((

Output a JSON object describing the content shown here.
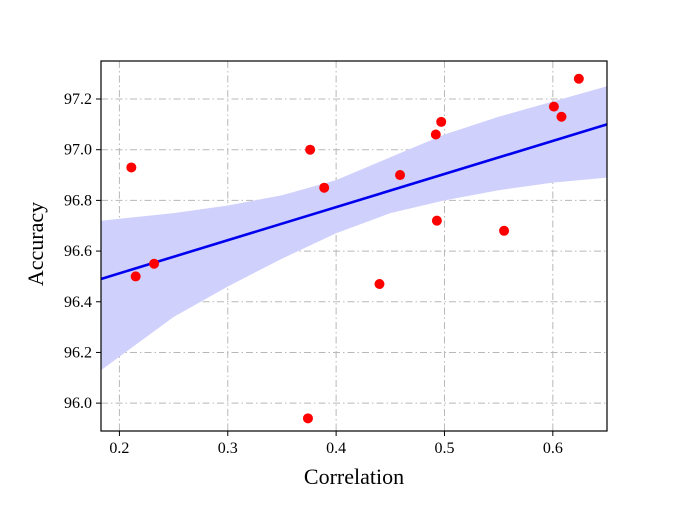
{
  "chart_data": {
    "type": "scatter",
    "xlabel": "Correlation",
    "ylabel": "Accuracy",
    "xlim": [
      0.183,
      0.65
    ],
    "ylim": [
      95.89,
      97.35
    ],
    "xticks": [
      0.2,
      0.3,
      0.4,
      0.5,
      0.6
    ],
    "xtick_labels": [
      "0.2",
      "0.3",
      "0.4",
      "0.5",
      "0.6"
    ],
    "yticks": [
      96.0,
      96.2,
      96.4,
      96.6,
      96.8,
      97.0,
      97.2
    ],
    "ytick_labels": [
      "96.0",
      "96.2",
      "96.4",
      "96.6",
      "96.8",
      "97.0",
      "97.2"
    ],
    "grid": true,
    "points": [
      {
        "x": 0.211,
        "y": 96.93
      },
      {
        "x": 0.215,
        "y": 96.5
      },
      {
        "x": 0.232,
        "y": 96.55
      },
      {
        "x": 0.374,
        "y": 95.94
      },
      {
        "x": 0.376,
        "y": 97.0
      },
      {
        "x": 0.389,
        "y": 96.85
      },
      {
        "x": 0.44,
        "y": 96.47
      },
      {
        "x": 0.459,
        "y": 96.9
      },
      {
        "x": 0.492,
        "y": 97.06
      },
      {
        "x": 0.493,
        "y": 96.72
      },
      {
        "x": 0.497,
        "y": 97.11
      },
      {
        "x": 0.555,
        "y": 96.68
      },
      {
        "x": 0.601,
        "y": 97.17
      },
      {
        "x": 0.608,
        "y": 97.13
      },
      {
        "x": 0.624,
        "y": 97.28
      }
    ],
    "regression": {
      "x": [
        0.183,
        0.65
      ],
      "y": [
        96.49,
        97.1
      ],
      "band_x": [
        0.183,
        0.25,
        0.3,
        0.35,
        0.4,
        0.45,
        0.5,
        0.55,
        0.6,
        0.65
      ],
      "band_lower": [
        96.13,
        96.34,
        96.46,
        96.57,
        96.67,
        96.75,
        96.8,
        96.84,
        96.87,
        96.89
      ],
      "band_upper": [
        96.72,
        96.75,
        96.78,
        96.82,
        96.88,
        96.97,
        97.06,
        97.13,
        97.19,
        97.25
      ]
    },
    "colors": {
      "points": "#ff0000",
      "line": "#0000ee",
      "band": "#d0d0fc",
      "grid": "#b8b8b8"
    }
  }
}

))

EXERCISE> Except for the pictures, give all the material above again verbatim.

SOLUTION TO THIS TASK>
Output a JSON object describing the content shown here.
{
  "chart_data": {
    "type": "scatter",
    "xlabel": "Correlation",
    "ylabel": "Accuracy",
    "xlim": [
      0.183,
      0.65
    ],
    "ylim": [
      95.89,
      97.35
    ],
    "xticks": [
      0.2,
      0.3,
      0.4,
      0.5,
      0.6
    ],
    "xtick_labels": [
      "0.2",
      "0.3",
      "0.4",
      "0.5",
      "0.6"
    ],
    "yticks": [
      96.0,
      96.2,
      96.4,
      96.6,
      96.8,
      97.0,
      97.2
    ],
    "ytick_labels": [
      "96.0",
      "96.2",
      "96.4",
      "96.6",
      "96.8",
      "97.0",
      "97.2"
    ],
    "grid": true,
    "points": [
      {
        "x": 0.211,
        "y": 96.93
      },
      {
        "x": 0.215,
        "y": 96.5
      },
      {
        "x": 0.232,
        "y": 96.55
      },
      {
        "x": 0.374,
        "y": 95.94
      },
      {
        "x": 0.376,
        "y": 97.0
      },
      {
        "x": 0.389,
        "y": 96.85
      },
      {
        "x": 0.44,
        "y": 96.47
      },
      {
        "x": 0.459,
        "y": 96.9
      },
      {
        "x": 0.492,
        "y": 97.06
      },
      {
        "x": 0.493,
        "y": 96.72
      },
      {
        "x": 0.497,
        "y": 97.11
      },
      {
        "x": 0.555,
        "y": 96.68
      },
      {
        "x": 0.601,
        "y": 97.17
      },
      {
        "x": 0.608,
        "y": 97.13
      },
      {
        "x": 0.624,
        "y": 97.28
      }
    ],
    "regression": {
      "x": [
        0.183,
        0.65
      ],
      "y": [
        96.49,
        97.1
      ],
      "band_x": [
        0.183,
        0.25,
        0.3,
        0.35,
        0.4,
        0.45,
        0.5,
        0.55,
        0.6,
        0.65
      ],
      "band_lower": [
        96.13,
        96.34,
        96.46,
        96.57,
        96.67,
        96.75,
        96.8,
        96.84,
        96.87,
        96.89
      ],
      "band_upper": [
        96.72,
        96.75,
        96.78,
        96.82,
        96.88,
        96.97,
        97.06,
        97.13,
        97.19,
        97.25
      ]
    },
    "colors": {
      "points": "#ff0000",
      "line": "#0000ee",
      "band": "#d0d0fc",
      "grid": "#b8b8b8"
    }
  }
}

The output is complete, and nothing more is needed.